## Task statement
Copy all records verbatim.

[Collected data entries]
# # # #
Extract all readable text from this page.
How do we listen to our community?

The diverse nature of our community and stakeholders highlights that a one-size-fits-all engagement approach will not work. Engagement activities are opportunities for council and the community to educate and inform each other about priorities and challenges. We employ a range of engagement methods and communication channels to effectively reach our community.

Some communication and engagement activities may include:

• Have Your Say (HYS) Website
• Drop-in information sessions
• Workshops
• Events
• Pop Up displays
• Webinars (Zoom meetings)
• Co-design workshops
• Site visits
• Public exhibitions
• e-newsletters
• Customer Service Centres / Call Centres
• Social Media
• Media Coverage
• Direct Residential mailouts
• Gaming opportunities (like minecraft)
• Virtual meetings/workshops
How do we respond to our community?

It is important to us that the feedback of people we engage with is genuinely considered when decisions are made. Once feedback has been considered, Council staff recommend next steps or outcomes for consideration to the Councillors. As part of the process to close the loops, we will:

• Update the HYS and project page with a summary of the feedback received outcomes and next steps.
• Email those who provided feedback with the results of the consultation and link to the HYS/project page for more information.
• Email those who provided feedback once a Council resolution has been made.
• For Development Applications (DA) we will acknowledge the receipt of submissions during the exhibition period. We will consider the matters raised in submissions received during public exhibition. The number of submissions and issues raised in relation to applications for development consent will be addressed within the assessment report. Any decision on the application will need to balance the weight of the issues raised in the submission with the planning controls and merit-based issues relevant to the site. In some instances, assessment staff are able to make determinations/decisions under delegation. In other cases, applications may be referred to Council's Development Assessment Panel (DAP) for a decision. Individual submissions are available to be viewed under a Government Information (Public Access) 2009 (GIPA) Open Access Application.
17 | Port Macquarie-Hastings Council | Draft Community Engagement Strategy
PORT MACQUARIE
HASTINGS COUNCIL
# # # #
## Exercise solution
Extract all readable text from this page.
How do we listen to our community?

The diverse nature of our community and stakeholders highlights that a one-size-fits-all engagement approach will not work. Engagement activities are opportunities for council and the community to educate and inform each other about priorities and challenges. We employ a range of engagement methods and communication channels to effectively reach our community.

Some communication and engagement activities may include:

• Have Your Say (HYS) Website
• Drop-in information sessions
• Workshops
• Events
• Pop Up displays
• Webinars (Zoom meetings)
• Co-design workshops
• Site visits
• Public exhibitions
• e-newsletters
• Customer Service Centres / Call Centres
• Social Media
• Media Coverage
• Direct Residential mailouts
• Gaming opportunities (like minecraft)
• Virtual meetings/workshops
How do we respond to our community?

It is important to us that the feedback of people we engage with is genuinely considered when decisions are made. Once feedback has been considered, Council staff recommend next steps or outcomes for consideration to the Councillors. As part of the process to close the loops, we will:

• Update the HYS and project page with a summary of the feedback received outcomes and next steps.
• Email those who provided feedback with the results of the consultation and link to the HYS/project page for more information.
• Email those who provided feedback once a Council resolution has been made.
• For Development Applications (DA) we will acknowledge the receipt of submissions during the exhibition period. We will consider the matters raised in submissions received during public exhibition. The number of submissions and issues raised in relation to applications for development consent will be addressed within the assessment report. Any decision on the application will need to balance the weight of the issues raised in the submission with the planning controls and merit-based issues relevant to the site. In some instances, assessment staff are able to make determinations/decisions under delegation. In other cases, applications may be referred to Council's Development Assessment Panel (DAP) for a decision. Individual submissions are available to be viewed under a Government Information (Public Access) 2009 (GIPA) Open Access Application.
17 | Port Macquarie-Hastings Council | Draft Community Engagement Strategy
PORT MACQUARIE
HASTINGS COUNCIL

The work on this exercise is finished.